**Problem:**
Filter the listing below, copying every line in which the word "post" appears.

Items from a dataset
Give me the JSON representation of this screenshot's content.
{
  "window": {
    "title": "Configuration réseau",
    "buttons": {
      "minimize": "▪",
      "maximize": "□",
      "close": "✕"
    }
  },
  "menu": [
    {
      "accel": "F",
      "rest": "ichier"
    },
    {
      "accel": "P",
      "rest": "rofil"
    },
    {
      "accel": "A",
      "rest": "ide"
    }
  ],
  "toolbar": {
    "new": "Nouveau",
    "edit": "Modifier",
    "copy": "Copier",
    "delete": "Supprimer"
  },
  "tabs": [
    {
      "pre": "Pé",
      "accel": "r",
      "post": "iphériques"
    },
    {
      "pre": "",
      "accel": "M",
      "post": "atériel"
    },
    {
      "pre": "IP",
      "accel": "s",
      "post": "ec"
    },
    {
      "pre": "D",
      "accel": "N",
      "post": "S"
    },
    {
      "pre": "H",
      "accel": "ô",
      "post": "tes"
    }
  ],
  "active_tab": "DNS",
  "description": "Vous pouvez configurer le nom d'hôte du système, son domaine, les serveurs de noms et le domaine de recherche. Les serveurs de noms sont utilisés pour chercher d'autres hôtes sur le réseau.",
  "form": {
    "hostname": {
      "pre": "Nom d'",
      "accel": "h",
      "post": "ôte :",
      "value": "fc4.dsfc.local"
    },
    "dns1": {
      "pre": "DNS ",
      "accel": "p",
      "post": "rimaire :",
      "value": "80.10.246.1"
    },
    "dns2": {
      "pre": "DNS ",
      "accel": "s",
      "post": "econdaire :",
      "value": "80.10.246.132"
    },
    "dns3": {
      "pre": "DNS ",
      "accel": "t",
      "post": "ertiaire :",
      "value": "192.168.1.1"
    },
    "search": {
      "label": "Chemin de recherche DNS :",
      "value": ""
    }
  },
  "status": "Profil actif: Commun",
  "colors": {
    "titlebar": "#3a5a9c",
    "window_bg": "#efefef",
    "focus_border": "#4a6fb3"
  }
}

**Exercise answer:**
      "post": "iphériques"
      "post": "atériel"
      "post": "ec"
      "post": "S"
      "post": "tes"
      "post": "ôte :",
      "post": "rimaire :",
      "post": "econdaire :",
      "post": "ertiaire :",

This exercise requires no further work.